Search the records below for the word "start" and show every line where it occurs.

* * * * * * *

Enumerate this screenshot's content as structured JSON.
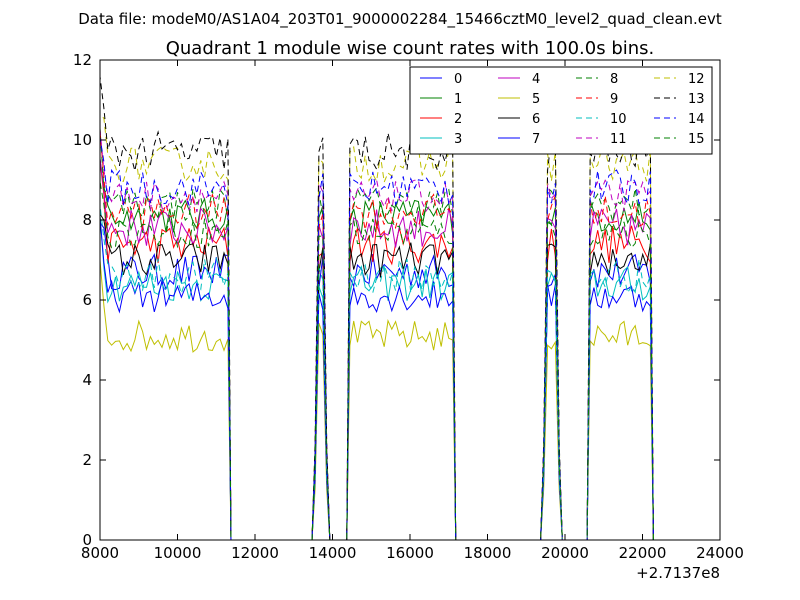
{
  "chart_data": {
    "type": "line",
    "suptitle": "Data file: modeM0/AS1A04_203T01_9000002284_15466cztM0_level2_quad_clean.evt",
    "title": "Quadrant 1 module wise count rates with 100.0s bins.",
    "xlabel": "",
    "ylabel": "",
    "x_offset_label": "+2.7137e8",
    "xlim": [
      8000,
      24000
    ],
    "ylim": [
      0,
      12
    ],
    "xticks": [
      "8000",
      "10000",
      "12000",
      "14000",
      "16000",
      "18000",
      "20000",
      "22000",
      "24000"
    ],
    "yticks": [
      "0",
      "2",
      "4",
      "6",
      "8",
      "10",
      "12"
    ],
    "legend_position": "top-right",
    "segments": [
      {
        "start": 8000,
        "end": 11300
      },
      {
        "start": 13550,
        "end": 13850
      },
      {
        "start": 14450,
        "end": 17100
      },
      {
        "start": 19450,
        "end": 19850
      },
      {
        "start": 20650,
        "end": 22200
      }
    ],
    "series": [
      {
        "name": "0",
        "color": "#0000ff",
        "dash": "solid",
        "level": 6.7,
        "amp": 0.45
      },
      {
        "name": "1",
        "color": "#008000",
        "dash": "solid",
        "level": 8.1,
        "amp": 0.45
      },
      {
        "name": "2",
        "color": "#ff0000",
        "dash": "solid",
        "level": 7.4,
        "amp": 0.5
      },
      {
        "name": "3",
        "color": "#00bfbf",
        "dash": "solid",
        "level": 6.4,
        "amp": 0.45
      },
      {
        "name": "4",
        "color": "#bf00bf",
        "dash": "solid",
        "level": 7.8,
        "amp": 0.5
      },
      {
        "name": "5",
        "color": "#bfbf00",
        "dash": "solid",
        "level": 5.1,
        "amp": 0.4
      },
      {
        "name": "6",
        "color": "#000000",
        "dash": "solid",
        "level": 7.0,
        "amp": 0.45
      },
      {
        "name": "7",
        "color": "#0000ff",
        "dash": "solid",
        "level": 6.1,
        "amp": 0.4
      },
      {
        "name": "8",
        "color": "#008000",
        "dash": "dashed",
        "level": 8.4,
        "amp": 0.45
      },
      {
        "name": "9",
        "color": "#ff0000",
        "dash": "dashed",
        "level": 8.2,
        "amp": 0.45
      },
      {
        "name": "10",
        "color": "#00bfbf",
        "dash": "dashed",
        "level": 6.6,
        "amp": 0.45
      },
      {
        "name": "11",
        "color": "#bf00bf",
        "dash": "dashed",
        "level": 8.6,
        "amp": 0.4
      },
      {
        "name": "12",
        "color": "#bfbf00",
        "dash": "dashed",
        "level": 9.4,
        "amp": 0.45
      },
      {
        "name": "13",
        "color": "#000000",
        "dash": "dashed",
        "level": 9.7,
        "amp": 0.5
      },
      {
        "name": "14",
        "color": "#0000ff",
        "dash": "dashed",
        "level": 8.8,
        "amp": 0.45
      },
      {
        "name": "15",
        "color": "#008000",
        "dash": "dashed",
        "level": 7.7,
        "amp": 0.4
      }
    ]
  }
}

* * * * * * *

RESPONSE ::
        "start": 8000,
        "start": 13550,
        "start": 14450,
        "start": 19450,
        "start": 20650,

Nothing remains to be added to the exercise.